* Your tasks *
- A) Reproduce the passage about a possible Las Vegas hockey team, beginning at the words "While Las Vegas" and stopping after "has strong support.", and switch "NHL" to "National Hockey League" throughout.
- B) Carry on the article about a possible Las Vegas hockey team from its final sentence.

# Selected passage start

Las Vegas could be the next city to get its own professional hockey team. This could be good for investors in Las Vegas resort companies such as MGM Resorts International (NYSE:MGM). Even as Sin City draws more visitors than ever, a record 41 million in 2014, gambling revenue continues to decline. Vegas' future growth will come from nongaming entertainment, and a local pro sports team (along with an arena that doubles as a convention and entertainment venue) would help this push even more.
Ice hockey in the desert?
While Las Vegas might seem like an odd choice for an ice hockey team, given its desert climate and lack of other major sports teams, backers are nonetheless trying to persuade the NHL leadership to put the league's 31st team there. It might take a lot of convincing for the NHL to go for the idea, but the effort has strong support.

# Selected passage end
# Information supplied start

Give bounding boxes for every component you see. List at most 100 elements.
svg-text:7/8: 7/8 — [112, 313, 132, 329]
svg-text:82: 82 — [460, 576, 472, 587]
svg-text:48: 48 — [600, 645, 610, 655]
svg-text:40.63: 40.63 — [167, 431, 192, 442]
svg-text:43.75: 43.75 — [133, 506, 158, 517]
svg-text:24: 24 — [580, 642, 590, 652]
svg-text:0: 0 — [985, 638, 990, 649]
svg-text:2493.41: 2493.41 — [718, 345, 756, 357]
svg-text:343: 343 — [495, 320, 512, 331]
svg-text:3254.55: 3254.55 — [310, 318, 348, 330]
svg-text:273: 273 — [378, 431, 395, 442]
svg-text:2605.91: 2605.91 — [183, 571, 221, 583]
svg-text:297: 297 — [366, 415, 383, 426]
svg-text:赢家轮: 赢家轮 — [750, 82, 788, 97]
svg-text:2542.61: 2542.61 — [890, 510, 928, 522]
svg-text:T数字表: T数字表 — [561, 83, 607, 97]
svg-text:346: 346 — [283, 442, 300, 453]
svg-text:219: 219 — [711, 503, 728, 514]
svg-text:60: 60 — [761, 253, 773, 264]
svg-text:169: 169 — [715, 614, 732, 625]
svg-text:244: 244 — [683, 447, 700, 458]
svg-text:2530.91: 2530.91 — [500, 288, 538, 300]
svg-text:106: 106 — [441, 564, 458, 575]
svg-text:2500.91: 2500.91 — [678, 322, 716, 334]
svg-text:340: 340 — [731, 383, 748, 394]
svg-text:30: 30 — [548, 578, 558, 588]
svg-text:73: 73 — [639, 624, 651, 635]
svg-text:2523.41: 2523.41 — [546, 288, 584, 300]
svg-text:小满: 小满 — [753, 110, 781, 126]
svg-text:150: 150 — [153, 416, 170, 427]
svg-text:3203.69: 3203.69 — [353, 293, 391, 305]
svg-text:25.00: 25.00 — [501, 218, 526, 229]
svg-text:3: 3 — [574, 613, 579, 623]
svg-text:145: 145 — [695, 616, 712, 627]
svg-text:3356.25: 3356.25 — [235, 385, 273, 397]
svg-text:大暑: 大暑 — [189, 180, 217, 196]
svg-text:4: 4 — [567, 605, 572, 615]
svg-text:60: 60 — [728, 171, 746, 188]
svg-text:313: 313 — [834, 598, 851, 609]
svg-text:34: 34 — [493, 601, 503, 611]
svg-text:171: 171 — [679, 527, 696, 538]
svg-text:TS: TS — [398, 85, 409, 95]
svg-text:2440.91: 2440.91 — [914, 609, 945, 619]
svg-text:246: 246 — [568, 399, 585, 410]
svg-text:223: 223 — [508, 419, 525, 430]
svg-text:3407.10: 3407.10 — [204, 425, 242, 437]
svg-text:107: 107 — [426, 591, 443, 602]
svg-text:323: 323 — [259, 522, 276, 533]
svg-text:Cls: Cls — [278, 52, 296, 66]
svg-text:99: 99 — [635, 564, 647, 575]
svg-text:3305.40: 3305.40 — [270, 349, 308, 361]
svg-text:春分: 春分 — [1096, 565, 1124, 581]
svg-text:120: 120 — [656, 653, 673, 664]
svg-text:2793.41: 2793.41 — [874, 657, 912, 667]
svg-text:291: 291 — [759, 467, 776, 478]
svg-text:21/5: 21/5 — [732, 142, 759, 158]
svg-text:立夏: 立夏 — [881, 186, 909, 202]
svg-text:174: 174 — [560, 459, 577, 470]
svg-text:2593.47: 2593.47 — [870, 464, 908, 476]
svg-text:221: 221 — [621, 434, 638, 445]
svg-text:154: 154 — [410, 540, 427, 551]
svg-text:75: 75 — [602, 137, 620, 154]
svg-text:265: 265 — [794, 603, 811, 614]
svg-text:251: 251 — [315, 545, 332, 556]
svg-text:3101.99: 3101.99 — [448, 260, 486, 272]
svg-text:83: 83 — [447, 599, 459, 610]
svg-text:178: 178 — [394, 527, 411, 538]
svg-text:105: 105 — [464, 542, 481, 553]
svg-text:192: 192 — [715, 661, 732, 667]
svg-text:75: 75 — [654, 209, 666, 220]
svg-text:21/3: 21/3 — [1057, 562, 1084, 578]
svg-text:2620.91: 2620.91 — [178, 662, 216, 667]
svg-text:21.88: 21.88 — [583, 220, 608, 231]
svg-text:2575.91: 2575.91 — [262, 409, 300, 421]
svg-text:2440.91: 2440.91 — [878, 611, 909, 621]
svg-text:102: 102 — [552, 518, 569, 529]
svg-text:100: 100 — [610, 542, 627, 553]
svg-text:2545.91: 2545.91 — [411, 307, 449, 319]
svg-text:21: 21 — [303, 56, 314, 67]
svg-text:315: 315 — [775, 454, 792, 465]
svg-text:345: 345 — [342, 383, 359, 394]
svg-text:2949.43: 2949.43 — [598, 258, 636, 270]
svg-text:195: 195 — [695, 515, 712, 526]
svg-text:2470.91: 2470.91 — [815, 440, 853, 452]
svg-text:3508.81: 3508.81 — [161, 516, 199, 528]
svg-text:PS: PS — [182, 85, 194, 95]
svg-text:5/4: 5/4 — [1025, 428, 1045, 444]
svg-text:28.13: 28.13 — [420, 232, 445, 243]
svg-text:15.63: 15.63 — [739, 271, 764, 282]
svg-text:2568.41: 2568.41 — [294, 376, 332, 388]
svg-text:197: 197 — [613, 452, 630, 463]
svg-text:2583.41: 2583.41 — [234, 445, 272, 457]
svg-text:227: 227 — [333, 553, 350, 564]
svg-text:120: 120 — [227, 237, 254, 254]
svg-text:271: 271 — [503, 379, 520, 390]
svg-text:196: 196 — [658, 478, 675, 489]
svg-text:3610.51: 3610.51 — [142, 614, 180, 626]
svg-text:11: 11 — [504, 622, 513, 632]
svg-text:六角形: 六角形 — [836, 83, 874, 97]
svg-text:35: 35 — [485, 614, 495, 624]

# Information supplied end

* Results of the exercise *
- A)
While Las Vegas might seem like an odd choice for an ice hockey team, given its desert climate and lack of other major sports teams, backers are nonetheless trying to persuade the National Hockey League leadership to put the league's 31st team there. It might take a lot of convincing for the National Hockey League to go for the idea, but the effort has strong support.

- B)
Bill Foley is the chairman of Fidelity National Financial (NYSE:FNF), the largest title insurance company in the U.S. His resume features a degree from the United States Military Academy at West Point, a law degree from the University of Washington, previous work with Boeing, and much more before becoming chairman of FNF, a company that was ranked one of the "26 Best Managed Companies in the U.S." by Forbes magazine in 2004 under Foley's tenure. Now he wants to move to Las Vegas and invest in starting the city's first pro-hockey team.
Foley is joined in this effort by the Maloof brothers, former owners of the NBA's Sacramento Kings. Should the team come into existence, Foley would own 80% and the Maloofs 20%, according to the Las Vegas Review-Journal.
Meanwhile, MGM has teamed with the Anschutz Entertainment Group, or AEG, to build an arena that could house the team. The massive 20,000-seat arena, set to be completed in 2016, will be the largest in Las Vegas and will get plenty of use even if an NHL team never skates into town.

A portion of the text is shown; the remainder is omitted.